• _Figure content listings_:
┌────────
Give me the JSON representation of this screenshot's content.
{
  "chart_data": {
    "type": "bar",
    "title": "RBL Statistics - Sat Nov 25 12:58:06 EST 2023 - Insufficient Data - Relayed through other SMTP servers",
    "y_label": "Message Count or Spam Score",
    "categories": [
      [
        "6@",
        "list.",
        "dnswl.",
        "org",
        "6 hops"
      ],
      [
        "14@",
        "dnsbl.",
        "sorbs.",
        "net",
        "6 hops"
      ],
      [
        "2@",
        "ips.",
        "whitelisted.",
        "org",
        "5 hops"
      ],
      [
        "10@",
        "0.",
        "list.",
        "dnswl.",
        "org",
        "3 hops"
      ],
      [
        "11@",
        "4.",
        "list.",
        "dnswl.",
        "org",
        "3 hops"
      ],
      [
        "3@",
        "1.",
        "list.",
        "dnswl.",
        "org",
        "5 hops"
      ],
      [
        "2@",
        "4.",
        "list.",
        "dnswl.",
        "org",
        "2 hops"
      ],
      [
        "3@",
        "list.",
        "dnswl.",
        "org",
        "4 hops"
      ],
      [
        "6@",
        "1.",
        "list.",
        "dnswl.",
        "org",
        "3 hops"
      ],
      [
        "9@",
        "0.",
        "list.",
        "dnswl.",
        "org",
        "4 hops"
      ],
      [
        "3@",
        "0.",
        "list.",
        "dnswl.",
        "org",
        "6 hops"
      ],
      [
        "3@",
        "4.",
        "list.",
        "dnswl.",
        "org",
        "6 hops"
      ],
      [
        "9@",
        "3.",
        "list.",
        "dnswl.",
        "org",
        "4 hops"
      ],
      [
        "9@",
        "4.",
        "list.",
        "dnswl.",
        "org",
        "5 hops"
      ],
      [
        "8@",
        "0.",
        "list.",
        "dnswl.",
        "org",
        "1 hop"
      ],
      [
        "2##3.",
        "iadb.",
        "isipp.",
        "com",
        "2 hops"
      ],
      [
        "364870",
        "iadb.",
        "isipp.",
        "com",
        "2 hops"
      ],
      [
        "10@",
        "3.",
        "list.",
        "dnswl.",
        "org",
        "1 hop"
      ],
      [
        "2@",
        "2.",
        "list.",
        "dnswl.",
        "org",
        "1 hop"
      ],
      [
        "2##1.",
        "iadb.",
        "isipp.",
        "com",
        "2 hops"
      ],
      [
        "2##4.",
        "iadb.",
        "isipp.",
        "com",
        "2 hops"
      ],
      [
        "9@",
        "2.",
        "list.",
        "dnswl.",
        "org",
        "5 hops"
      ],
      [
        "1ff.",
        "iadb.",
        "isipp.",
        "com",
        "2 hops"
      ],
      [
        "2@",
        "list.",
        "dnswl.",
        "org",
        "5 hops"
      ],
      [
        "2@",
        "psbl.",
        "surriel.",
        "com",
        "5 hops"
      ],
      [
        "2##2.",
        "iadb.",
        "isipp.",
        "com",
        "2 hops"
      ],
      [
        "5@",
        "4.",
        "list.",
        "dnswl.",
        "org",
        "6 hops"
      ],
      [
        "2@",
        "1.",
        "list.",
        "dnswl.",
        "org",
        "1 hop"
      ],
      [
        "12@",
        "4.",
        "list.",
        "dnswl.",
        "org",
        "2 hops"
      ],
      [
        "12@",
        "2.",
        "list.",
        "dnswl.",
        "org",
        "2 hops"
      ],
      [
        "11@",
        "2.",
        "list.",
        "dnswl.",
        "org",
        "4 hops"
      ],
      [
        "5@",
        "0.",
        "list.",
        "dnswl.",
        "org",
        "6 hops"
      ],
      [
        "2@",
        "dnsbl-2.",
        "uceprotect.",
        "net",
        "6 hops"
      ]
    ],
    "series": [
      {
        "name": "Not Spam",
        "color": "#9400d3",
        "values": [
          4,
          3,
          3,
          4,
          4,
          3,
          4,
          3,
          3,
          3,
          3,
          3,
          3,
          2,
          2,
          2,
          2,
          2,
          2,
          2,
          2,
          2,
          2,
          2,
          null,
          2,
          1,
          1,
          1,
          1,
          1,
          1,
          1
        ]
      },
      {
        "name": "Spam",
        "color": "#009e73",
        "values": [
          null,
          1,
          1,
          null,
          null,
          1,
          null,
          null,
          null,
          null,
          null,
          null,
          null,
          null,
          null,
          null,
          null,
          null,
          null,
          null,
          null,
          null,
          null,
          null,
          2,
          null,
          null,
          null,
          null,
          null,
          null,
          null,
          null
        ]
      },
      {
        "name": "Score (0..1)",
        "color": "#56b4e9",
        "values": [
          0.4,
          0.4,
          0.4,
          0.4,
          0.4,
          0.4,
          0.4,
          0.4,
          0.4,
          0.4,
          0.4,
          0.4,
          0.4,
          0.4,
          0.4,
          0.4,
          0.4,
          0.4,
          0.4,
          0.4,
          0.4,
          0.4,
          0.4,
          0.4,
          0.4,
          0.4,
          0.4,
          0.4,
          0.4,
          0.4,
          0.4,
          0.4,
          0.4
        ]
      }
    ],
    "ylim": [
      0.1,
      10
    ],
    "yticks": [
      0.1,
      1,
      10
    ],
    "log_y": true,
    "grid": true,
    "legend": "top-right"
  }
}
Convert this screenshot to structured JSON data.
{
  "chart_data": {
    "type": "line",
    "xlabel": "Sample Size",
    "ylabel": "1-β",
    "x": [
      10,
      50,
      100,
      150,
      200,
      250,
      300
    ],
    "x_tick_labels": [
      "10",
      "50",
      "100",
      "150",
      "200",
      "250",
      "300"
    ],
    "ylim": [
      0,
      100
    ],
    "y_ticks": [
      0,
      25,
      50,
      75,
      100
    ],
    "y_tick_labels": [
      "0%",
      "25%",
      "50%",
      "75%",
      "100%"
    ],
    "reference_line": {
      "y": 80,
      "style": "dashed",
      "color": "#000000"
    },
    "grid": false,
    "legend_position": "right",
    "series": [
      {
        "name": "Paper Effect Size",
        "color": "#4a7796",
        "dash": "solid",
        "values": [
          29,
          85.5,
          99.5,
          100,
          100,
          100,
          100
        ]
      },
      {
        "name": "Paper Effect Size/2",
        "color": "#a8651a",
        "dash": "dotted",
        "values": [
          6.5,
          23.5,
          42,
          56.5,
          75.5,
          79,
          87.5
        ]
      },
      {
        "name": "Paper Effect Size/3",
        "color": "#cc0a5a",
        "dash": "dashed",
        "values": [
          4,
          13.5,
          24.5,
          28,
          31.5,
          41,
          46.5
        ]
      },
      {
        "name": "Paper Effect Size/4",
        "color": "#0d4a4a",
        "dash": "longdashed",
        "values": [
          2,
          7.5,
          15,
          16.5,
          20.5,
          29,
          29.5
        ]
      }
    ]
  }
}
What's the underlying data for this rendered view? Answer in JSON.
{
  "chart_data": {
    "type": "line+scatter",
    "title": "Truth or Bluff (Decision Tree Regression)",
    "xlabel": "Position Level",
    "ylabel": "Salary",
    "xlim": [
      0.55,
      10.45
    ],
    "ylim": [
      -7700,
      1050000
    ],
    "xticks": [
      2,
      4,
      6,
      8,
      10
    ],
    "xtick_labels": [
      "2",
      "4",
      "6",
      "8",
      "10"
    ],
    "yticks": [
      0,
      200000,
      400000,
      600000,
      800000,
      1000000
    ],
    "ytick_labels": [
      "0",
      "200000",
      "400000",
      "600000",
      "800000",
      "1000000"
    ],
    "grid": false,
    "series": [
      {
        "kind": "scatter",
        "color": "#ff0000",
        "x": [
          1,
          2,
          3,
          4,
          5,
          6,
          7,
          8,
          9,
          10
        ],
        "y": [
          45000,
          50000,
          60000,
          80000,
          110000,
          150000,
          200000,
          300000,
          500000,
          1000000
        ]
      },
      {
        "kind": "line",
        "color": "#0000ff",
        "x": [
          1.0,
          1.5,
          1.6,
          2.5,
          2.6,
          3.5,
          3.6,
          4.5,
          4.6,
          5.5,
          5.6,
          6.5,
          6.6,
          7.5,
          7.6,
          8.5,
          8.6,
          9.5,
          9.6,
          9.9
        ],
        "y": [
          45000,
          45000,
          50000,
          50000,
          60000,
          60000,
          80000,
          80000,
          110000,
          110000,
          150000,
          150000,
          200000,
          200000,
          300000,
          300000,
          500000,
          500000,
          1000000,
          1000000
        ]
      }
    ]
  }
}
└────────
• _WHAT THIS TASK INVOLVES_: Locate all lines holding the word "screenshot", then copy them out.

• _WRITTEN SOLUTION_:
Give me the JSON representation of this screenshot's content.
Convert this screenshot to structured JSON data.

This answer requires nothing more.